Data records:

Begin

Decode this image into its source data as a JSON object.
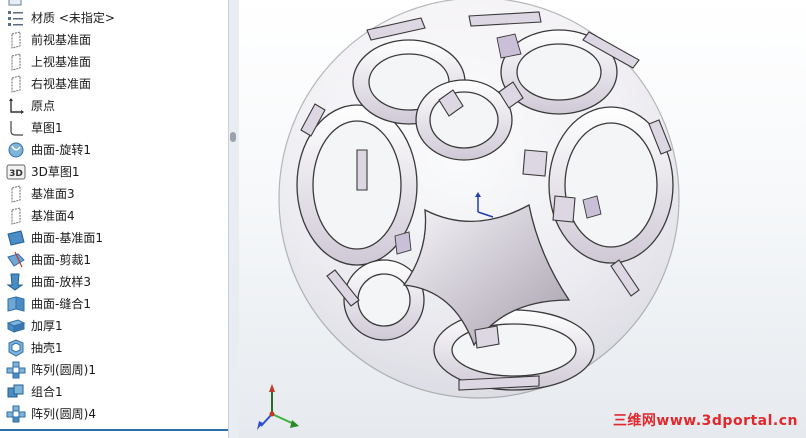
{
  "feature_tree": {
    "items": [
      {
        "label": "",
        "icon": "part-history-icon"
      },
      {
        "label": "材质 <未指定>",
        "icon": "material-icon"
      },
      {
        "label": "前视基准面",
        "icon": "plane-icon"
      },
      {
        "label": "上视基准面",
        "icon": "plane-icon"
      },
      {
        "label": "右视基准面",
        "icon": "plane-icon"
      },
      {
        "label": "原点",
        "icon": "origin-icon"
      },
      {
        "label": "草图1",
        "icon": "sketch-icon"
      },
      {
        "label": "曲面-旋转1",
        "icon": "revolve-surface-icon"
      },
      {
        "label": "3D草图1",
        "icon": "3d-sketch-icon"
      },
      {
        "label": "基准面3",
        "icon": "plane-icon"
      },
      {
        "label": "基准面4",
        "icon": "plane-icon"
      },
      {
        "label": "曲面-基准面1",
        "icon": "planar-surface-icon"
      },
      {
        "label": "曲面-剪裁1",
        "icon": "trim-surface-icon"
      },
      {
        "label": "曲面-放样3",
        "icon": "loft-surface-icon"
      },
      {
        "label": "曲面-缝合1",
        "icon": "knit-surface-icon"
      },
      {
        "label": "加厚1",
        "icon": "thicken-icon"
      },
      {
        "label": "抽壳1",
        "icon": "shell-icon"
      },
      {
        "label": "阵列(圆周)1",
        "icon": "circular-pattern-icon"
      },
      {
        "label": "组合1",
        "icon": "combine-icon"
      },
      {
        "label": "阵列(圆周)4",
        "icon": "circular-pattern-icon"
      }
    ]
  },
  "viewport": {
    "model": "hollow-sphere-part",
    "watermark": "三维网www.3dportal.cn"
  },
  "colors": {
    "accent": "#2f6fa8",
    "model_face": "#d9d4de",
    "model_edge": "#3a3a3a",
    "watermark": "#e0282d"
  }
}
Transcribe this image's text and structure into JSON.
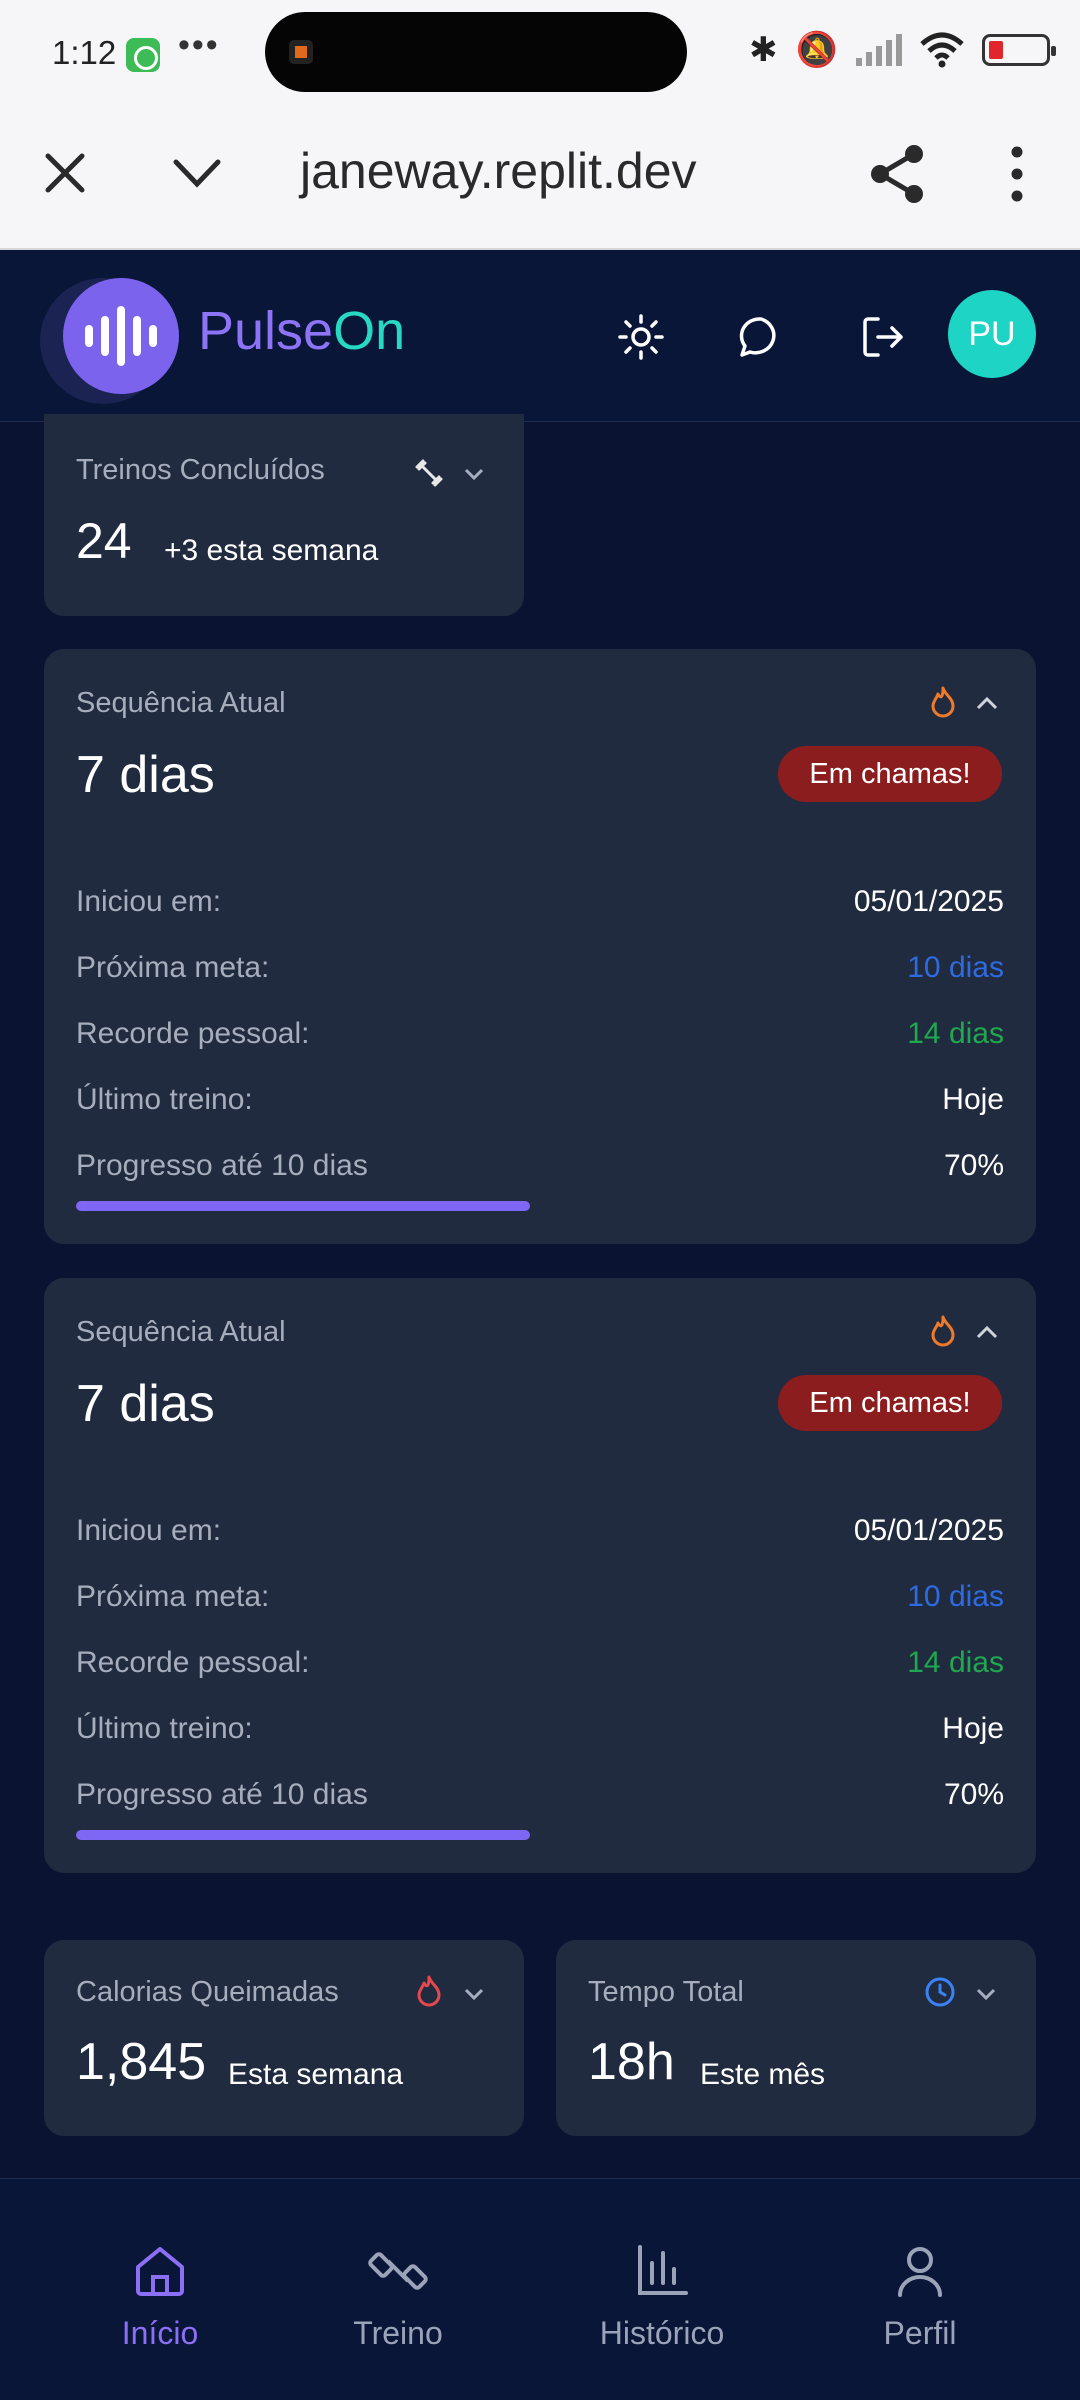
{
  "status_bar": {
    "time": "1:12",
    "dots": "•••"
  },
  "browser": {
    "url": "janeway.replit.dev"
  },
  "app": {
    "brand_part1": "Pulse",
    "brand_part2": "On",
    "avatar_initials": "PU"
  },
  "cards": {
    "treinos": {
      "title": "Treinos Concluídos",
      "value": "24",
      "sub": "+3 esta semana"
    },
    "streaks": [
      {
        "title": "Sequência Atual",
        "value": "7 dias",
        "badge": "Em chamas!",
        "rows": [
          {
            "label": "Iniciou em:",
            "value": "05/01/2025"
          },
          {
            "label": "Próxima meta:",
            "value": "10 dias"
          },
          {
            "label": "Recorde pessoal:",
            "value": "14 dias"
          },
          {
            "label": "Último treino:",
            "value": "Hoje"
          }
        ],
        "progress_label": "Progresso até 10 dias",
        "progress_text": "70%",
        "progress": 0.7
      },
      {
        "title": "Sequência Atual",
        "value": "7 dias",
        "badge": "Em chamas!",
        "rows": [
          {
            "label": "Iniciou em:",
            "value": "05/01/2025"
          },
          {
            "label": "Próxima meta:",
            "value": "10 dias"
          },
          {
            "label": "Recorde pessoal:",
            "value": "14 dias"
          },
          {
            "label": "Último treino:",
            "value": "Hoje"
          }
        ],
        "progress_label": "Progresso até 10 dias",
        "progress_text": "70%",
        "progress": 0.7
      }
    ],
    "calorias": {
      "title": "Calorias Queimadas",
      "value": "1,845",
      "sub": "Esta semana"
    },
    "tempo": {
      "title": "Tempo Total",
      "value": "18h",
      "sub": "Este mês"
    }
  },
  "colors": {
    "meta": "#2f6be0",
    "recorde": "#1fa84f",
    "accent": "#7d67f4",
    "flame": "#f07a2a",
    "clock": "#3b82f6"
  },
  "nav": [
    {
      "label": "Início",
      "icon": "home-icon",
      "active": true
    },
    {
      "label": "Treino",
      "icon": "dumbbell-icon",
      "active": false
    },
    {
      "label": "Histórico",
      "icon": "bar-chart-icon",
      "active": false
    },
    {
      "label": "Perfil",
      "icon": "user-icon",
      "active": false
    }
  ]
}
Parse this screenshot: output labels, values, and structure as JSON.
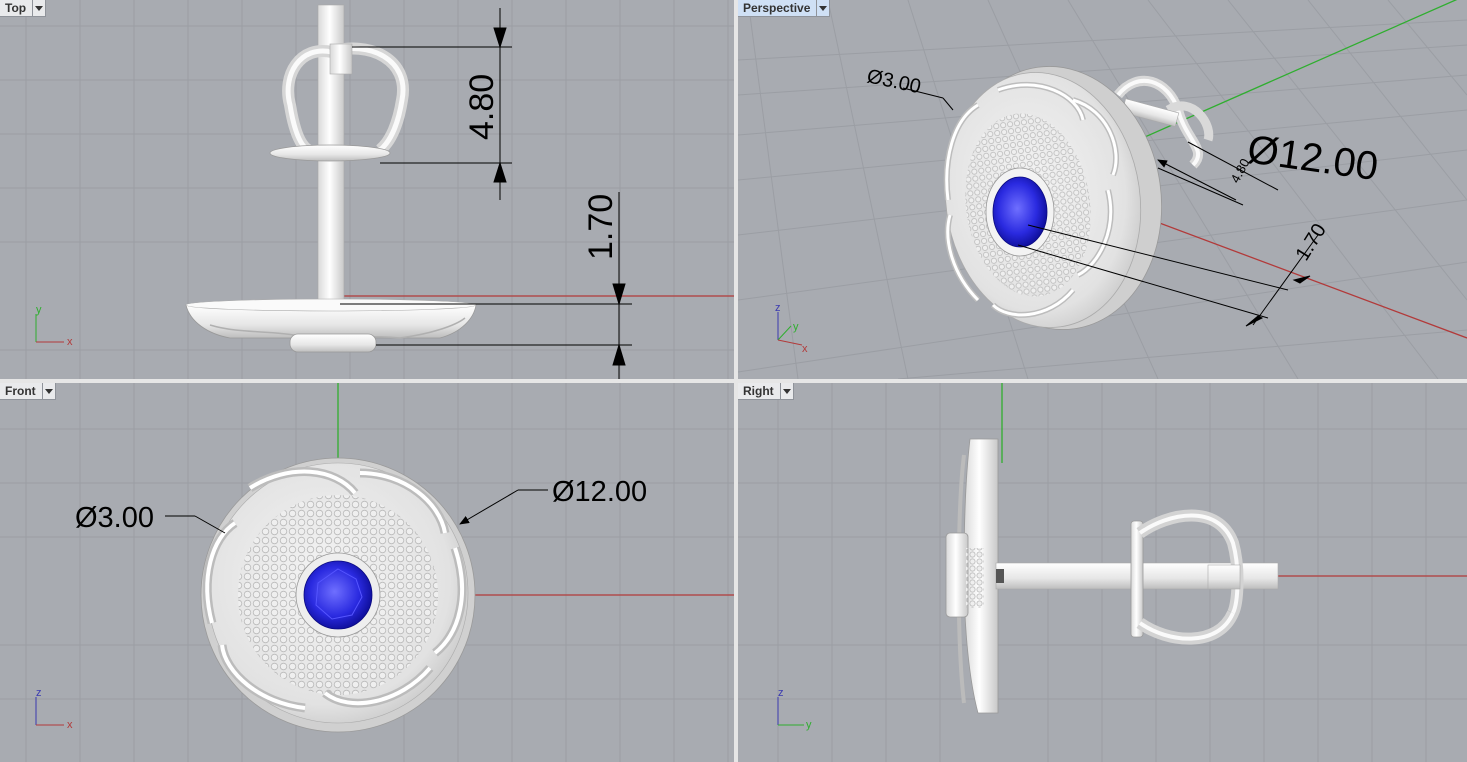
{
  "viewports": {
    "top": {
      "name": "Top",
      "dims": {
        "crown_height": "4.80",
        "head_height": "1.70"
      },
      "axes": {
        "v": "y",
        "h": "x"
      }
    },
    "perspective": {
      "name": "Perspective",
      "dims": {
        "stone": "Ø3.00",
        "head": "Ø12.00",
        "small": "4.80",
        "height": "1.70"
      },
      "axes": {
        "v": "z",
        "a": "y",
        "b": "x"
      }
    },
    "front": {
      "name": "Front",
      "dims": {
        "stone": "Ø3.00",
        "head": "Ø12.00"
      },
      "axes": {
        "v": "z",
        "h": "x"
      }
    },
    "right": {
      "name": "Right",
      "axes": {
        "v": "z",
        "h": "y"
      }
    }
  },
  "colors": {
    "viewport_bg": "#a8abb1",
    "grid": "#9a9da3",
    "x_axis": "#b23a3a",
    "y_axis": "#2fae2f",
    "stone": "#1a1ad6",
    "metal": "#f2f2f2"
  }
}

End

Exercise aim:
Transcribe every entry above exactly. Omit all pictures.

The completed task:
Decode this image into its source data as a JSON object.
{
  "feature_tree": {
    "items": [
      {
        "label": "",
        "icon": "part-history-icon"
      },
      {
        "label": "材质 <未指定>",
        "icon": "material-icon"
      },
      {
        "label": "前视基准面",
        "icon": "plane-icon"
      },
      {
        "label": "上视基准面",
        "icon": "plane-icon"
      },
      {
        "label": "右视基准面",
        "icon": "plane-icon"
      },
      {
        "label": "原点",
        "icon": "origin-icon"
      },
      {
        "label": "草图1",
        "icon": "sketch-icon"
      },
      {
        "label": "曲面-旋转1",
        "icon": "revolve-surface-icon"
      },
      {
        "label": "3D草图1",
        "icon": "3d-sketch-icon"
      },
      {
        "label": "基准面3",
        "icon": "plane-icon"
      },
      {
        "label": "基准面4",
        "icon": "plane-icon"
      },
      {
        "label": "曲面-基准面1",
        "icon": "planar-surface-icon"
      },
      {
        "label": "曲面-剪裁1",
        "icon": "trim-surface-icon"
      },
      {
        "label": "曲面-放样3",
        "icon": "loft-surface-icon"
      },
      {
        "label": "曲面-缝合1",
        "icon": "knit-surface-icon"
      },
      {
        "label": "加厚1",
        "icon": "thicken-icon"
      },
      {
        "label": "抽壳1",
        "icon": "shell-icon"
      },
      {
        "label": "阵列(圆周)1",
        "icon": "circular-pattern-icon"
      },
      {
        "label": "组合1",
        "icon": "combine-icon"
      },
      {
        "label": "阵列(圆周)4",
        "icon": "circular-pattern-icon"
      }
    ]
  },
  "viewport": {
    "model": "hollow-sphere-part",
    "watermark": "三维网www.3dportal.cn"
  },
  "colors": {
    "accent": "#2f6fa8",
    "model_face": "#d9d4de",
    "model_edge": "#3a3a3a",
    "watermark": "#e0282d"
  }
}
Transcribe this image's text and structure into JSON.
{
  "status_bar": {
    "time": "1:12",
    "dots": "•••"
  },
  "browser": {
    "url": "janeway.replit.dev"
  },
  "app": {
    "brand_part1": "Pulse",
    "brand_part2": "On",
    "avatar_initials": "PU"
  },
  "cards": {
    "treinos": {
      "title": "Treinos Concluídos",
      "value": "24",
      "sub": "+3 esta semana"
    },
    "streaks": [
      {
        "title": "Sequência Atual",
        "value": "7 dias",
        "badge": "Em chamas!",
        "rows": [
          {
            "label": "Iniciou em:",
            "value": "05/01/2025"
          },
          {
            "label": "Próxima meta:",
            "value": "10 dias"
          },
          {
            "label": "Recorde pessoal:",
            "value": "14 dias"
          },
          {
            "label": "Último treino:",
            "value": "Hoje"
          }
        ],
        "progress_label": "Progresso até 10 dias",
        "progress_text": "70%",
        "progress": 0.7
      },
      {
        "title": "Sequência Atual",
        "value": "7 dias",
        "badge": "Em chamas!",
        "rows": [
          {
            "label": "Iniciou em:",
            "value": "05/01/2025"
          },
          {
            "label": "Próxima meta:",
            "value": "10 dias"
          },
          {
            "label": "Recorde pessoal:",
            "value": "14 dias"
          },
          {
            "label": "Último treino:",
            "value": "Hoje"
          }
        ],
        "progress_label": "Progresso até 10 dias",
        "progress_text": "70%",
        "progress": 0.7
      }
    ],
    "calorias": {
      "title": "Calorias Queimadas",
      "value": "1,845",
      "sub": "Esta semana"
    },
    "tempo": {
      "title": "Tempo Total",
      "value": "18h",
      "sub": "Este mês"
    }
  },
  "colors": {
    "meta": "#2f6be0",
    "recorde": "#1fa84f",
    "accent": "#7d67f4",
    "flame": "#f07a2a",
    "clock": "#3b82f6"
  },
  "nav": [
    {
      "label": "Início",
      "icon": "home-icon",
      "active": true
    },
    {
      "label": "Treino",
      "icon": "dumbbell-icon",
      "active": false
    },
    {
      "label": "Histórico",
      "icon": "bar-chart-icon",
      "active": false
    },
    {
      "label": "Perfil",
      "icon": "user-icon",
      "active": false
    }
  ]
}
Parse this screenshot: output labels, values, and structure as JSON.
{
  "viewports": {
    "top": {
      "name": "Top",
      "dims": {
        "crown_height": "4.80",
        "head_height": "1.70"
      },
      "axes": {
        "v": "y",
        "h": "x"
      }
    },
    "perspective": {
      "name": "Perspective",
      "dims": {
        "stone": "Ø3.00",
        "head": "Ø12.00",
        "small": "4.80",
        "height": "1.70"
      },
      "axes": {
        "v": "z",
        "a": "y",
        "b": "x"
      }
    },
    "front": {
      "name": "Front",
      "dims": {
        "stone": "Ø3.00",
        "head": "Ø12.00"
      },
      "axes": {
        "v": "z",
        "h": "x"
      }
    },
    "right": {
      "name": "Right",
      "axes": {
        "v": "z",
        "h": "y"
      }
    }
  },
  "colors": {
    "viewport_bg": "#a8abb1",
    "grid": "#9a9da3",
    "x_axis": "#b23a3a",
    "y_axis": "#2fae2f",
    "stone": "#1a1ad6",
    "metal": "#f2f2f2"
  }
}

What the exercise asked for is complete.